» ABOUT THIS EXERCISE: Reproduce part of the fabric care text word for word, starting with "Fabric Care Instructions" and going on through "dreadful post-wash odour.".

» PROVIDED TEXT:
# # # # #

The best way to determine the right method of washing specific fabrics is by reading fabric care labels or instructions placed on individual garments.
You can refer to the following guide for fabric care.
Fabric Care Instructions
|Cotton||Normal||30°C/86°F||Don't machine dry||Low heat to warm: 204°C/400°F||Depends on whether it's pure cotton or cotton blend|
|Polyester||Warm||43.3 to 32.2°C/90°F and above||Don't machine dry||Cool to warm||Avoid if possible|
|Lycra||Cold to warm||Up to 30°C/86°F||Don't machine-dry||No or lowest heat setting: 135°C/275°F||No|
|Nylon||Cold to warm||Up to 30°C/86°F||Don't machine-dry||No, low heat or rayon setting: 135°C/275°F||Minimal|
|Polyamide||Cold to warm||Up to 30°C/86°F||Don't machine-dry||No||Avoid if possible|
Get the Stain and Odour Out of Your Activewear
Now that you know how to get all the dirt and smell out of your workout clothes, you should be able to enjoy wearing them to the gym (or just about anywhere) without the dreadful post-wash odour.
But remember to always check all fabric care labels to prolong the lifespan of your activewear.

# # # # #

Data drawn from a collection
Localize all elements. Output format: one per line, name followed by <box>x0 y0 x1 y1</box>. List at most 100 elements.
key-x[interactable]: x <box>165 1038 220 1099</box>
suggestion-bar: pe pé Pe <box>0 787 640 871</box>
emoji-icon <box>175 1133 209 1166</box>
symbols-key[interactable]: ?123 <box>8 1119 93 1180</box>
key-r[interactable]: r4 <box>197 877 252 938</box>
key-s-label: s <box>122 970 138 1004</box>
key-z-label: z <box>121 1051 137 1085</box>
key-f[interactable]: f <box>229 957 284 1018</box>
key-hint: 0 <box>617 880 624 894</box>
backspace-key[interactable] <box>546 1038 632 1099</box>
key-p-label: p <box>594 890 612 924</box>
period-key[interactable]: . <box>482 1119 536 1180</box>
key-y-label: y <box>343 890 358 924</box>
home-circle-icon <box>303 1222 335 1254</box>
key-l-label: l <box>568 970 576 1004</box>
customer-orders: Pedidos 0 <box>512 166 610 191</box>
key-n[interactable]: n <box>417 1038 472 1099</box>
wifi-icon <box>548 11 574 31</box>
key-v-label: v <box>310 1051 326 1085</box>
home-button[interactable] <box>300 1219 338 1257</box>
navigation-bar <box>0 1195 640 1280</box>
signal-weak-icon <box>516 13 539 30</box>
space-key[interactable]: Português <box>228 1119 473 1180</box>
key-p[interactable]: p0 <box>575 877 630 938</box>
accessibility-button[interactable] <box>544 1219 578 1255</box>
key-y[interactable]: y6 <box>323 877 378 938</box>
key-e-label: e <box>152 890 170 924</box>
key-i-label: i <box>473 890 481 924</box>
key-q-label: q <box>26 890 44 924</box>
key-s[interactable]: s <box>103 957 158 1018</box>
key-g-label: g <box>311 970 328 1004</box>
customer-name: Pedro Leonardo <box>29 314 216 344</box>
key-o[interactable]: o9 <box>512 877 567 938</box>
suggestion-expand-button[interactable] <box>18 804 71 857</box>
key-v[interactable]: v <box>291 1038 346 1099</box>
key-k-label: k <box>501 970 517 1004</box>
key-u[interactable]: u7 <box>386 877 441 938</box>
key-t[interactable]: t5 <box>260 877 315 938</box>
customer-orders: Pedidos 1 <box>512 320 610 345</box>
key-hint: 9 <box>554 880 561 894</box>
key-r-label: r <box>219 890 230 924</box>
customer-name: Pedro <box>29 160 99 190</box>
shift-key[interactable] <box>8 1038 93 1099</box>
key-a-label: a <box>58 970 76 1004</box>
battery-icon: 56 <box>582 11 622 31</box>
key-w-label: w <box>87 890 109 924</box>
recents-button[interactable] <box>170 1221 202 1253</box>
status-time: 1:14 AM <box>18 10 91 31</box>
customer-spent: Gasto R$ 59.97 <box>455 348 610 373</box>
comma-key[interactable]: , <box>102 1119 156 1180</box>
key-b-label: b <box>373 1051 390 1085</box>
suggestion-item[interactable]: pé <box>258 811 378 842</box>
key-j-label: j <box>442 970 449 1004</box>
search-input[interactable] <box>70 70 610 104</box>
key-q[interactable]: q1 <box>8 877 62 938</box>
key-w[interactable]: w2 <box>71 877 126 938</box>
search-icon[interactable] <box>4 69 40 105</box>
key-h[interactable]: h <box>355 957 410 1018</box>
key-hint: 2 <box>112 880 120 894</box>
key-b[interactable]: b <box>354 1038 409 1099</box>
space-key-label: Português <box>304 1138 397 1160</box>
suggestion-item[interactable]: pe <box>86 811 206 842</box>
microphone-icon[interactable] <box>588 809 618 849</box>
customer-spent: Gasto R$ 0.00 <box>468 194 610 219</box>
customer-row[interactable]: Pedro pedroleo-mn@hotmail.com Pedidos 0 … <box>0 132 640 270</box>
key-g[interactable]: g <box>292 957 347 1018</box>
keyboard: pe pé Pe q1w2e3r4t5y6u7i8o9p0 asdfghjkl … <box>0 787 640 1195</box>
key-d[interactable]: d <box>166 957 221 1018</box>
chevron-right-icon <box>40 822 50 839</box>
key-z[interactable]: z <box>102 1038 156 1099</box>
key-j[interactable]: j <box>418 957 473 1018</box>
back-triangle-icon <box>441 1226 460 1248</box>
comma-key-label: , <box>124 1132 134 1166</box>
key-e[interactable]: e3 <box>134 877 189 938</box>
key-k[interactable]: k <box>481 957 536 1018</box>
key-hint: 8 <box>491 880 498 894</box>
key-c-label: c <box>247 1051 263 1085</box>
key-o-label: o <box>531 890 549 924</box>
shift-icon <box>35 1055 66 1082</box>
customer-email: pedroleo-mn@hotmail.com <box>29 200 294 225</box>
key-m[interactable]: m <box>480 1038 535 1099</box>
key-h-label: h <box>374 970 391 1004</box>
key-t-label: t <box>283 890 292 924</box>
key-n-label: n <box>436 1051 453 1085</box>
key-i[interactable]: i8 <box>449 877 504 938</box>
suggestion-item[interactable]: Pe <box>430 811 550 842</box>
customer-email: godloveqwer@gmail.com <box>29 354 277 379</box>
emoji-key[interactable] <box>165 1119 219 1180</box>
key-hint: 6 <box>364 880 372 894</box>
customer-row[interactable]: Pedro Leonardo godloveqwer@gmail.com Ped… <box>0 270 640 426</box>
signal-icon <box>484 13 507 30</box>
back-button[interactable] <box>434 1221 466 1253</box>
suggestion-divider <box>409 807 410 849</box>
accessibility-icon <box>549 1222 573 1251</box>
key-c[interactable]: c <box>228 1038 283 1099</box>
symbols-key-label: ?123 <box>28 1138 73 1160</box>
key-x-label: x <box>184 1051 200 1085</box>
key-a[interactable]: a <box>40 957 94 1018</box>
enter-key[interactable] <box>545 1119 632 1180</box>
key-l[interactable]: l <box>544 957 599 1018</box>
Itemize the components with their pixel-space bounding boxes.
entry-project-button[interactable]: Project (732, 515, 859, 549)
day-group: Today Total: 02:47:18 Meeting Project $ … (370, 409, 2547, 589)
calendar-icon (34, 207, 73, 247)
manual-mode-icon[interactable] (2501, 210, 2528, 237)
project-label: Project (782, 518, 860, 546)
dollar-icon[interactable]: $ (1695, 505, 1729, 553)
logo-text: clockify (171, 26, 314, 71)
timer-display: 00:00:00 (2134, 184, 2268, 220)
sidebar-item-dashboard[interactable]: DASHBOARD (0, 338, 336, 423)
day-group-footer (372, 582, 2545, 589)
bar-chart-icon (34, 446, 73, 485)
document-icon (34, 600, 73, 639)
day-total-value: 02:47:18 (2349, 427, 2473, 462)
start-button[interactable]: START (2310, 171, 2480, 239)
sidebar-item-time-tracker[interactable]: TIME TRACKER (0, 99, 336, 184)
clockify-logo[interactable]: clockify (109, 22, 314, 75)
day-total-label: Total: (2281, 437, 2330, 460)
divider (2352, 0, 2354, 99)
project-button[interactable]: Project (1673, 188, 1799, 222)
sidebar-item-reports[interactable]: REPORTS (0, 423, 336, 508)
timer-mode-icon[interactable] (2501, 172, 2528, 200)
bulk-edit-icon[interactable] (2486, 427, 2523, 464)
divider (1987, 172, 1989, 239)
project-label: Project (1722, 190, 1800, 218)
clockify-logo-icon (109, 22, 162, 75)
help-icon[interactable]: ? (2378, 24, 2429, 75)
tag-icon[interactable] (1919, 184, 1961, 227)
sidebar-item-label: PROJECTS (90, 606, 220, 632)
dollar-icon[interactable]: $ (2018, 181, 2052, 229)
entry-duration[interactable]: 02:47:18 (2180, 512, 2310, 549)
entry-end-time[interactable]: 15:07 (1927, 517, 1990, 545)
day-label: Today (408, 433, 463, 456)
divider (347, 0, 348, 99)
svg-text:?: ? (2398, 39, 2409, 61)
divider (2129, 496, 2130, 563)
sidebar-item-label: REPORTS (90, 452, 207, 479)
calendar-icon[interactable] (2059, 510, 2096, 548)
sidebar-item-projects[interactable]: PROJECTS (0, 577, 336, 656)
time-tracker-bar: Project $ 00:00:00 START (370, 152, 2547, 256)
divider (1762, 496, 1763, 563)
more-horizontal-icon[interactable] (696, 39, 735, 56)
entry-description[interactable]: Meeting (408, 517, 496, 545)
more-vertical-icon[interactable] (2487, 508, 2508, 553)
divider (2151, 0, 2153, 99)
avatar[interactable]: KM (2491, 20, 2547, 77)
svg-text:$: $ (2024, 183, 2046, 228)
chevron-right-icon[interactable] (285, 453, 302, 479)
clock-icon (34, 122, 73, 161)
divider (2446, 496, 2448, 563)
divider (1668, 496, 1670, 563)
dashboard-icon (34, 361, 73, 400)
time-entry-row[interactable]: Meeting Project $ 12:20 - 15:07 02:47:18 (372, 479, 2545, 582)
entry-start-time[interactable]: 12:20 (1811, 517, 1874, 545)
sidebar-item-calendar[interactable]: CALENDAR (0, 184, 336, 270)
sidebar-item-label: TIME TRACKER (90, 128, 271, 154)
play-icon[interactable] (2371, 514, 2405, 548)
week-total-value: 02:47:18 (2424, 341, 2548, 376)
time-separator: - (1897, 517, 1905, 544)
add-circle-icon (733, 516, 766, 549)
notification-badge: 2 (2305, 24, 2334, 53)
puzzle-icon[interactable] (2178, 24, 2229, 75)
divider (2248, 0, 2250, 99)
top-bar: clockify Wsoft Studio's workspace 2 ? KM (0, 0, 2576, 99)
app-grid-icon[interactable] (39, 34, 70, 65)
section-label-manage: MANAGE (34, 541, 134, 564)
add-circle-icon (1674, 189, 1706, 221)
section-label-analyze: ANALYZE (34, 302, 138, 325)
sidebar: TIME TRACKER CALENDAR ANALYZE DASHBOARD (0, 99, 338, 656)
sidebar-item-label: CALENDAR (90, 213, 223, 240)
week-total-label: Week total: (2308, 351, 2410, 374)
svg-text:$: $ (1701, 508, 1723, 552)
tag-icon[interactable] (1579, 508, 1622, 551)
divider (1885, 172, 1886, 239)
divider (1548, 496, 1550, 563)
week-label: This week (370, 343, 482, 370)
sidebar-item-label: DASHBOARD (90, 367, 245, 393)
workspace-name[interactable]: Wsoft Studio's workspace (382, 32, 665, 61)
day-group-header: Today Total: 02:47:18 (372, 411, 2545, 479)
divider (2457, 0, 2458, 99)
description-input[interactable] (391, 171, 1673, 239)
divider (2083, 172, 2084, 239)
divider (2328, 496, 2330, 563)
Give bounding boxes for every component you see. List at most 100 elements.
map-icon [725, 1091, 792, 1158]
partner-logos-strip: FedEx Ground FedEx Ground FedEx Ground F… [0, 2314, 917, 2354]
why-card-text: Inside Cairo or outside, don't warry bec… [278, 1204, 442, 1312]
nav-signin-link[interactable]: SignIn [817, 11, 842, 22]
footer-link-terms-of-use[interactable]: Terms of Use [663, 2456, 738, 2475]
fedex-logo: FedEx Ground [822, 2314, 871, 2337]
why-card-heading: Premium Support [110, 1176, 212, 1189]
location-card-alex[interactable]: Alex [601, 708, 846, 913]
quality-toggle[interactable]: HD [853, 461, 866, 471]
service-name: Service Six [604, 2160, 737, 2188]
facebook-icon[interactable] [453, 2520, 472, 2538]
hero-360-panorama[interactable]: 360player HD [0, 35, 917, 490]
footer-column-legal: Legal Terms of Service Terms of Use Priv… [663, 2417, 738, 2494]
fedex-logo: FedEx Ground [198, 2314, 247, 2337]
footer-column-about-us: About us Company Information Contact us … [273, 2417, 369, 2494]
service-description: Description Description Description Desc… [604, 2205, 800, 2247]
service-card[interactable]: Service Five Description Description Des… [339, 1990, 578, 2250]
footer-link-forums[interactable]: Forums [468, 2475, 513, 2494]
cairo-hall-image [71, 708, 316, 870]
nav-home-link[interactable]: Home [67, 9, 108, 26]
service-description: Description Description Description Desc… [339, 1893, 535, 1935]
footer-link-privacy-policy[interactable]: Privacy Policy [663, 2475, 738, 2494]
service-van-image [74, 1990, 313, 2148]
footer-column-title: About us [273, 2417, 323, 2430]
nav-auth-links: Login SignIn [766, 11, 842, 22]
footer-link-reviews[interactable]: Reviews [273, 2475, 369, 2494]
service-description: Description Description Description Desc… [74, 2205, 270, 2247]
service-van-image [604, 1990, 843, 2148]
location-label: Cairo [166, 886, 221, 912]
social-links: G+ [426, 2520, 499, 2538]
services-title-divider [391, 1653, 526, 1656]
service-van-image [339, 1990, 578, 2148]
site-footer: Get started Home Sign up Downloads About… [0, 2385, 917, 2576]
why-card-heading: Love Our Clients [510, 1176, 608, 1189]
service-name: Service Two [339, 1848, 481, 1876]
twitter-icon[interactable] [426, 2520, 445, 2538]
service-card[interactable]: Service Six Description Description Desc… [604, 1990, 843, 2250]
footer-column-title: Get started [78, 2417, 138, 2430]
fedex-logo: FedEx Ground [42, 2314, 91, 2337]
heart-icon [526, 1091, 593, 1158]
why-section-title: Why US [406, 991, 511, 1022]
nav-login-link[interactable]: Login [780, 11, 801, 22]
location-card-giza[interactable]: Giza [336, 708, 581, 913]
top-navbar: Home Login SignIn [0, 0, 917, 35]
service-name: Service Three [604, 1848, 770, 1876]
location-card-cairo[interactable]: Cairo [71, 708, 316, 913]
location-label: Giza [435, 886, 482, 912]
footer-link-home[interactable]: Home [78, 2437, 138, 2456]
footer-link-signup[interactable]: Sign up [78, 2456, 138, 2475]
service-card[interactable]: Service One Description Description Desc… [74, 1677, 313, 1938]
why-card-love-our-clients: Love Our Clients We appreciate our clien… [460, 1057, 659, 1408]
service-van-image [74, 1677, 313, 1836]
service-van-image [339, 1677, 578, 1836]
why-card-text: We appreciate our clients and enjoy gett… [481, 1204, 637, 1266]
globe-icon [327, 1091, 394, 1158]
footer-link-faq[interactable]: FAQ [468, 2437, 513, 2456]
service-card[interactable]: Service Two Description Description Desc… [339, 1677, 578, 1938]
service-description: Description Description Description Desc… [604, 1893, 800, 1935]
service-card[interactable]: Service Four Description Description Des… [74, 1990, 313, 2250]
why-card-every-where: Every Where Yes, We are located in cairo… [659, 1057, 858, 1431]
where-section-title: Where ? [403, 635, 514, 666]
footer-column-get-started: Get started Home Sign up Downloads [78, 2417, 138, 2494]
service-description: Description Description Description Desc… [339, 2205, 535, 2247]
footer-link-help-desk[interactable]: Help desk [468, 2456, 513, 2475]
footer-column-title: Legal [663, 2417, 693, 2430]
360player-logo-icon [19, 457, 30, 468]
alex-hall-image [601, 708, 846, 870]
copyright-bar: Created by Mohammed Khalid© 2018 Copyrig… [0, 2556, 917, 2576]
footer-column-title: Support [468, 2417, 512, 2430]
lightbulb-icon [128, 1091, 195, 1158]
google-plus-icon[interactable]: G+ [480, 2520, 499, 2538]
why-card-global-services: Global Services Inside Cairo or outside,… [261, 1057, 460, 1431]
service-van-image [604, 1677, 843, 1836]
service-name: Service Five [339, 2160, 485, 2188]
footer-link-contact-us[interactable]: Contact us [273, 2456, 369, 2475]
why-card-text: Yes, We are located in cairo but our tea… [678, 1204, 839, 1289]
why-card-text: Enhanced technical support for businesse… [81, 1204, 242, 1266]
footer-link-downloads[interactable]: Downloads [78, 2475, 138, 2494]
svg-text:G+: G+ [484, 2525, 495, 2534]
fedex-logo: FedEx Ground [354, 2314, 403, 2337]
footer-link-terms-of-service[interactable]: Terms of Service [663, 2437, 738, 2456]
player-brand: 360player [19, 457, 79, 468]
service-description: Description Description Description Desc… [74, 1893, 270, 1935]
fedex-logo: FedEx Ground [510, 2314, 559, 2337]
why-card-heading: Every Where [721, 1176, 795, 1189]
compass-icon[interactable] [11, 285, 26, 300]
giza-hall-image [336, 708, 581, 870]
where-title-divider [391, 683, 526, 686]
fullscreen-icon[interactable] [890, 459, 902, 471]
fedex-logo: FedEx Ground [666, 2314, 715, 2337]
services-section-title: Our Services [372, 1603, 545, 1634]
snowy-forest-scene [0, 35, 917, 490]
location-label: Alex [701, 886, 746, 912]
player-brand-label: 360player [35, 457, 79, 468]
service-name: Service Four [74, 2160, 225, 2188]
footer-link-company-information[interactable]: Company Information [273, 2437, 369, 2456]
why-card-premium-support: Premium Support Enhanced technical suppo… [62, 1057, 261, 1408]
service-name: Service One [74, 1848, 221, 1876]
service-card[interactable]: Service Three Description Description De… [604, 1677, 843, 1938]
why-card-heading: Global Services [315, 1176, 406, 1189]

# # # # #

» REPLY:
Fabric Care Instructions
|Cotton||Normal||30°C/86°F||Don't machine dry||Low heat to warm: 204°C/400°F||Depends on whether it's pure cotton or cotton blend|
|Polyester||Warm||43.3 to 32.2°C/90°F and above||Don't machine dry||Cool to warm||Avoid if possible|
|Lycra||Cold to warm||Up to 30°C/86°F||Don't machine-dry||No or lowest heat setting: 135°C/275°F||No|
|Nylon||Cold to warm||Up to 30°C/86°F||Don't machine-dry||No, low heat or rayon setting: 135°C/275°F||Minimal|
|Polyamide||Cold to warm||Up to 30°C/86°F||Don't machine-dry||No||Avoid if possible|
Get the Stain and Odour Out of Your Activewear
Now that you know how to get all the dirt and smell out of your workout clothes, you should be able to enjoy wearing them to the gym (or just about anywhere) without the dreadful post-wash odour.